Task to carry out - Recast the stretch of lines from the first one through the line that contains "wind-arrow xyxy=(136,453,150,463)" as a numbered list, leaving out any blank lines.

The records -
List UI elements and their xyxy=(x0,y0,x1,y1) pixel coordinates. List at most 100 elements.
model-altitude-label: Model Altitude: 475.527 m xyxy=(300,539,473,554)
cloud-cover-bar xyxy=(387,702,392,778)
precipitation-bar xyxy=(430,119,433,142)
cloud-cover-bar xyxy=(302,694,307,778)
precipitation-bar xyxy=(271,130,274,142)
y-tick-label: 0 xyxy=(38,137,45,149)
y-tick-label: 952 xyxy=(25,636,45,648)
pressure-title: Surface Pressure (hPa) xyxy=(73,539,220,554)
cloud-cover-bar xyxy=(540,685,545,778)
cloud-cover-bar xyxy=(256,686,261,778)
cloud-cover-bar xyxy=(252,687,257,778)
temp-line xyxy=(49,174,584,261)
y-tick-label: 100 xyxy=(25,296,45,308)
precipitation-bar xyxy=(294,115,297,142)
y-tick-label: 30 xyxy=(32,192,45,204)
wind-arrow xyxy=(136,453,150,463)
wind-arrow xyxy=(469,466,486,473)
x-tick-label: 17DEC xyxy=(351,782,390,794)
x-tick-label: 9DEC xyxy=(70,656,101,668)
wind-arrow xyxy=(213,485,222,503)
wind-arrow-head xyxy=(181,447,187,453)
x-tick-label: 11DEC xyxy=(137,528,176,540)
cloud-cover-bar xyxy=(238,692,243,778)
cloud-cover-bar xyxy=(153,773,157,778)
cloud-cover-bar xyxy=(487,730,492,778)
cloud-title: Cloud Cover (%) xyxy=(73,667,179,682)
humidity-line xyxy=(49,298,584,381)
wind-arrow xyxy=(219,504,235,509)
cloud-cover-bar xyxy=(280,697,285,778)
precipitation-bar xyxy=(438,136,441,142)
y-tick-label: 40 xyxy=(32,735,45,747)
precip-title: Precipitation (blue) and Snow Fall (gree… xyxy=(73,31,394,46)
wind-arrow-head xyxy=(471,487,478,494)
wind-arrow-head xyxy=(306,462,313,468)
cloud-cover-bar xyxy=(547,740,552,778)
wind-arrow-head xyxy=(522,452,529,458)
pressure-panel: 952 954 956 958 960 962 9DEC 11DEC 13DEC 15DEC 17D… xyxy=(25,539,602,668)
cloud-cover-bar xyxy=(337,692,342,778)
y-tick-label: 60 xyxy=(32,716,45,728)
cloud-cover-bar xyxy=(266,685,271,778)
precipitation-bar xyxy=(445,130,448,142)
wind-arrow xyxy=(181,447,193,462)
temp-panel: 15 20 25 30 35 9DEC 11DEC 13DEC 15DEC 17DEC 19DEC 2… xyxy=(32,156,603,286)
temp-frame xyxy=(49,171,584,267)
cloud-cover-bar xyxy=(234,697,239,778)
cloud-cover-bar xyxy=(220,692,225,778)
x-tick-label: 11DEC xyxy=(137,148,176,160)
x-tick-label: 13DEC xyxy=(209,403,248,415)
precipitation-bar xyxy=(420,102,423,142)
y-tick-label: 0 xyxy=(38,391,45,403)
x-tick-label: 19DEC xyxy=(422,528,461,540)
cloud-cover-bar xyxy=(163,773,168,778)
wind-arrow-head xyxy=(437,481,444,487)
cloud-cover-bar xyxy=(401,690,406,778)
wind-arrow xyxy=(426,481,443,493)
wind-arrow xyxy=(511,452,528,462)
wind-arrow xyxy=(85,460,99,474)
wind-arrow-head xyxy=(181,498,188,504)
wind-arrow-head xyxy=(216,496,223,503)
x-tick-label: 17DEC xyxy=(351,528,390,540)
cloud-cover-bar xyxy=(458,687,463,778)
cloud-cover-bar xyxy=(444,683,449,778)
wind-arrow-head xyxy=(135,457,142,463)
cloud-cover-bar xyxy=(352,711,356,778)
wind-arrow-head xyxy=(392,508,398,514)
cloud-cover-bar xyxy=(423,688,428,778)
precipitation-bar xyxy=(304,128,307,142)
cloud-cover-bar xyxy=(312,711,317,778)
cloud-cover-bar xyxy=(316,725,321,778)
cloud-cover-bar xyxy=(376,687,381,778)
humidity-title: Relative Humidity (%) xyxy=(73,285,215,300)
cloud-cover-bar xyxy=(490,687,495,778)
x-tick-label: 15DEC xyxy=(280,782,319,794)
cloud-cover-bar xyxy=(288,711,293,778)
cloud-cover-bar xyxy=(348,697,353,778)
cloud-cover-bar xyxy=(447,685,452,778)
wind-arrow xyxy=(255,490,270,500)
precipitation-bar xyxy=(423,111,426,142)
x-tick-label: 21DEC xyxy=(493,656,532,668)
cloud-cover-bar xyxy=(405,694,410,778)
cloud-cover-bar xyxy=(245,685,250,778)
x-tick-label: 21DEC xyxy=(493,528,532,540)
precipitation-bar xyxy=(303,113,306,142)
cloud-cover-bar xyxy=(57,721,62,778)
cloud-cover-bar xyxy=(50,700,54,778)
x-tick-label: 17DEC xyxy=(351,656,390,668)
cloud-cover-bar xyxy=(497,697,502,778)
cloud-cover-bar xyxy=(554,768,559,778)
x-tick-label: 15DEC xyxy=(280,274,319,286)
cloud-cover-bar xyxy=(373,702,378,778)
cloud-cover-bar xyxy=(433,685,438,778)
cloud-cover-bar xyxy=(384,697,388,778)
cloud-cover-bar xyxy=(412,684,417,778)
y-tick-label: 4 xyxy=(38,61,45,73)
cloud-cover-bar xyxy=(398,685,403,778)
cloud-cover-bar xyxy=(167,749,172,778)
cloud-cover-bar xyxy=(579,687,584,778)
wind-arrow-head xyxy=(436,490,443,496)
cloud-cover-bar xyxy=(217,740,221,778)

Answer to this task -
1. List UI elements and their xyxy=(x0,y0,x1,y1) pixel coordinates. List at most 100 elements.
2. model-altitude-label: Model Altitude: 475.527 m xyxy=(300,539,473,554)
3. cloud-cover-bar xyxy=(387,702,392,778)
4. precipitation-bar xyxy=(430,119,433,142)
5. cloud-cover-bar xyxy=(302,694,307,778)
6. precipitation-bar xyxy=(271,130,274,142)
7. y-tick-label: 0 xyxy=(38,137,45,149)
8. y-tick-label: 952 xyxy=(25,636,45,648)
9. pressure-title: Surface Pressure (hPa) xyxy=(73,539,220,554)
10. cloud-cover-bar xyxy=(540,685,545,778)
11. cloud-cover-bar xyxy=(256,686,261,778)
12. cloud-cover-bar xyxy=(252,687,257,778)
13. temp-line xyxy=(49,174,584,261)
14. y-tick-label: 100 xyxy=(25,296,45,308)
15. precipitation-bar xyxy=(294,115,297,142)
16. y-tick-label: 30 xyxy=(32,192,45,204)
17. wind-arrow xyxy=(136,453,150,463)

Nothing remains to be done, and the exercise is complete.